Extract every line of the material below and reproduce it faithfully.

— Begin DATASET CONTENT —

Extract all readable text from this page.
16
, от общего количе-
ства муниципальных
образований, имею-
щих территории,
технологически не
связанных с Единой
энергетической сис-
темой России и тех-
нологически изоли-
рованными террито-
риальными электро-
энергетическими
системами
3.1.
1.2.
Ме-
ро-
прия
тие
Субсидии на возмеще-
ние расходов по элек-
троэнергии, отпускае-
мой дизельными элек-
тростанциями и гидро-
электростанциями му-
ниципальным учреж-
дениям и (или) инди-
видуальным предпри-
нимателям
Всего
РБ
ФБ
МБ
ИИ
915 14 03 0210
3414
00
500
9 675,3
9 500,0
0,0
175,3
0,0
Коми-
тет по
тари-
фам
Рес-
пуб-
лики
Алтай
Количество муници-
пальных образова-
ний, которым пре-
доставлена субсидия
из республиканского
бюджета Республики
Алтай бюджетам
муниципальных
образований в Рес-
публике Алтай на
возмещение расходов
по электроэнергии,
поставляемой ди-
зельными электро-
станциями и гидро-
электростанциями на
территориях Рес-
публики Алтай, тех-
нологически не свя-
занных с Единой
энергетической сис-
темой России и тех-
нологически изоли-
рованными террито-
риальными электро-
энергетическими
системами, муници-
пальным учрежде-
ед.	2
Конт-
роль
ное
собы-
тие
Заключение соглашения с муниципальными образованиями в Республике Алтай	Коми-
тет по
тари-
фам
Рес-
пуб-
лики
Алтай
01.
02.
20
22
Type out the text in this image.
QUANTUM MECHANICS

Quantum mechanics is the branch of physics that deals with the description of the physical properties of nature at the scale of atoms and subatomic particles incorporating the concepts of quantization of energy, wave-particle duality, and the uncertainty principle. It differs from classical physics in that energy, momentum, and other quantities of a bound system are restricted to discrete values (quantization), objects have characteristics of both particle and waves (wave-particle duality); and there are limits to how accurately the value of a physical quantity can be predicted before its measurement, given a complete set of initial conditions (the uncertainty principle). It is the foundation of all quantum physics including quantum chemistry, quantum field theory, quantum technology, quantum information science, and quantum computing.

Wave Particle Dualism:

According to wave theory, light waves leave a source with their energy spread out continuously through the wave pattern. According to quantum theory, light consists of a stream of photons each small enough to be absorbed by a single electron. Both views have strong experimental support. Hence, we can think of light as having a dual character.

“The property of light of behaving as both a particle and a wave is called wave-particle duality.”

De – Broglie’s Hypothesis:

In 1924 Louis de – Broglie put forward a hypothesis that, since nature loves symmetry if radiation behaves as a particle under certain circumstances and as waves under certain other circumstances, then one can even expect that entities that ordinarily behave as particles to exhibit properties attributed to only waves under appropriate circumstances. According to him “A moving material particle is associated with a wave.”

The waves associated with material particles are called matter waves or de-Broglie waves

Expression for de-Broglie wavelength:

— End DATASET CONTENT —

▶ OUTPUT FOR THIS EXERCISE:
Extract all readable text from this page.
16
, от общего количе-
ства муниципальных
образований, имею-
щих территории,
технологически не
связанных с Единой
энергетической сис-
темой России и тех-
нологически изоли-
рованными террито-
риальными электро-
энергетическими
системами
3.1.
1.2.
Ме-
ро-
прия
тие
Субсидии на возмеще-
ние расходов по элек-
троэнергии, отпускае-
мой дизельными элек-
тростанциями и гидро-
электростанциями му-
ниципальным учреж-
дениям и (или) инди-
видуальным предпри-
нимателям
Всего
РБ
ФБ
МБ
ИИ
915 14 03 0210
3414
00
500
9 675,3
9 500,0
0,0
175,3
0,0
Коми-
тет по
тари-
фам
Рес-
пуб-
лики
Алтай
Количество муници-
пальных образова-
ний, которым пре-
доставлена субсидия
из республиканского
бюджета Республики
Алтай бюджетам
муниципальных
образований в Рес-
публике Алтай на
возмещение расходов
по электроэнергии,
поставляемой ди-
зельными электро-
станциями и гидро-
электростанциями на
территориях Рес-
публики Алтай, тех-
нологически не свя-
занных с Единой
энергетической сис-
темой России и тех-
нологически изоли-
рованными террито-
риальными электро-
энергетическими
системами, муници-
пальным учрежде-
ед.	2
Конт-
роль
ное
собы-
тие
Заключение соглашения с муниципальными образованиями в Республике Алтай	Коми-
тет по
тари-
фам
Рес-
пуб-
лики
Алтай
01.
02.
20
22
Type out the text in this image.
QUANTUM MECHANICS

Quantum mechanics is the branch of physics that deals with the description of the physical properties of nature at the scale of atoms and subatomic particles incorporating the concepts of quantization of energy, wave-particle duality, and the uncertainty principle. It differs from classical physics in that energy, momentum, and other quantities of a bound system are restricted to discrete values (quantization), objects have characteristics of both particle and waves (wave-particle duality); and there are limits to how accurately the value of a physical quantity can be predicted before its measurement, given a complete set of initial conditions (the uncertainty principle). It is the foundation of all quantum physics including quantum chemistry, quantum field theory, quantum technology, quantum information science, and quantum computing.

Wave Particle Dualism:

According to wave theory, light waves leave a source with their energy spread out continuously through the wave pattern. According to quantum theory, light consists of a stream of photons each small enough to be absorbed by a single electron. Both views have strong experimental support. Hence, we can think of light as having a dual character.

“The property of light of behaving as both a particle and a wave is called wave-particle duality.”

De – Broglie’s Hypothesis:

In 1924 Louis de – Broglie put forward a hypothesis that, since nature loves symmetry if radiation behaves as a particle under certain circumstances and as waves under certain other circumstances, then one can even expect that entities that ordinarily behave as particles to exhibit properties attributed to only waves under appropriate circumstances. According to him “A moving material particle is associated with a wave.”

The waves associated with material particles are called matter waves or de-Broglie waves

Expression for de-Broglie wavelength:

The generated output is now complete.